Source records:

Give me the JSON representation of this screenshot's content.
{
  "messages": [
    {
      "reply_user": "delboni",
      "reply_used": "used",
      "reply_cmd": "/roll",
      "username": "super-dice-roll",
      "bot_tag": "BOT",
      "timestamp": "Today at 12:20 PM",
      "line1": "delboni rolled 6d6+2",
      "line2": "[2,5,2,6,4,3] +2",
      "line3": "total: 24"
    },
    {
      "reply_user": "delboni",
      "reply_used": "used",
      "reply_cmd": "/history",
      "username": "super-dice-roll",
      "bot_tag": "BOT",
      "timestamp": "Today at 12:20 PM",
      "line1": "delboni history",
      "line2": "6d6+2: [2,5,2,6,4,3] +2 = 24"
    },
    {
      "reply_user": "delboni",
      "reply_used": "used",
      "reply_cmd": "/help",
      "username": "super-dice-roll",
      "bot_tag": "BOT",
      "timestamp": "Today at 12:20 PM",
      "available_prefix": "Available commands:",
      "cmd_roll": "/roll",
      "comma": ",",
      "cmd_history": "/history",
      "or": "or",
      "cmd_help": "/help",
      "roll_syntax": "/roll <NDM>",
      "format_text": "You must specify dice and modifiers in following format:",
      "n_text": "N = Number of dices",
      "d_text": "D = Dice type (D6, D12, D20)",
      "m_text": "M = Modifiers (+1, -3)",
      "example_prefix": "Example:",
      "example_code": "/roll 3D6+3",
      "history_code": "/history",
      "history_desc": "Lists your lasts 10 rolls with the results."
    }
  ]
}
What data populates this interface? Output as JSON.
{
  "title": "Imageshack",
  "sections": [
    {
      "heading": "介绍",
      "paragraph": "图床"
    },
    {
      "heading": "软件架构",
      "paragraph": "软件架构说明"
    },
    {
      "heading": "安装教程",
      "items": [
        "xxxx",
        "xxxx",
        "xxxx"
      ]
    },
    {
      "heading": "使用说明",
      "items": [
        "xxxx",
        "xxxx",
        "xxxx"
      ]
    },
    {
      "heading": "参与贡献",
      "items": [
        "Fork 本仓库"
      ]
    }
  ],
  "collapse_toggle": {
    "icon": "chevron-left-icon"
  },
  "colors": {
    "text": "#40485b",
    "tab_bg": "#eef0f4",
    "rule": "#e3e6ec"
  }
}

Required task »
Write out the data again, exactly and in full.

Written reply »
Give me the JSON representation of this screenshot's content.
{
  "messages": [
    {
      "reply_user": "delboni",
      "reply_used": "used",
      "reply_cmd": "/roll",
      "username": "super-dice-roll",
      "bot_tag": "BOT",
      "timestamp": "Today at 12:20 PM",
      "line1": "delboni rolled 6d6+2",
      "line2": "[2,5,2,6,4,3] +2",
      "line3": "total: 24"
    },
    {
      "reply_user": "delboni",
      "reply_used": "used",
      "reply_cmd": "/history",
      "username": "super-dice-roll",
      "bot_tag": "BOT",
      "timestamp": "Today at 12:20 PM",
      "line1": "delboni history",
      "line2": "6d6+2: [2,5,2,6,4,3] +2 = 24"
    },
    {
      "reply_user": "delboni",
      "reply_used": "used",
      "reply_cmd": "/help",
      "username": "super-dice-roll",
      "bot_tag": "BOT",
      "timestamp": "Today at 12:20 PM",
      "available_prefix": "Available commands:",
      "cmd_roll": "/roll",
      "comma": ",",
      "cmd_history": "/history",
      "or": "or",
      "cmd_help": "/help",
      "roll_syntax": "/roll <NDM>",
      "format_text": "You must specify dice and modifiers in following format:",
      "n_text": "N = Number of dices",
      "d_text": "D = Dice type (D6, D12, D20)",
      "m_text": "M = Modifiers (+1, -3)",
      "example_prefix": "Example:",
      "example_code": "/roll 3D6+3",
      "history_code": "/history",
      "history_desc": "Lists your lasts 10 rolls with the results."
    }
  ]
}
What data populates this interface? Output as JSON.
{
  "title": "Imageshack",
  "sections": [
    {
      "heading": "介绍",
      "paragraph": "图床"
    },
    {
      "heading": "软件架构",
      "paragraph": "软件架构说明"
    },
    {
      "heading": "安装教程",
      "items": [
        "xxxx",
        "xxxx",
        "xxxx"
      ]
    },
    {
      "heading": "使用说明",
      "items": [
        "xxxx",
        "xxxx",
        "xxxx"
      ]
    },
    {
      "heading": "参与贡献",
      "items": [
        "Fork 本仓库"
      ]
    }
  ],
  "collapse_toggle": {
    "icon": "chevron-left-icon"
  },
  "colors": {
    "text": "#40485b",
    "tab_bg": "#eef0f4",
    "rule": "#e3e6ec"
  }
}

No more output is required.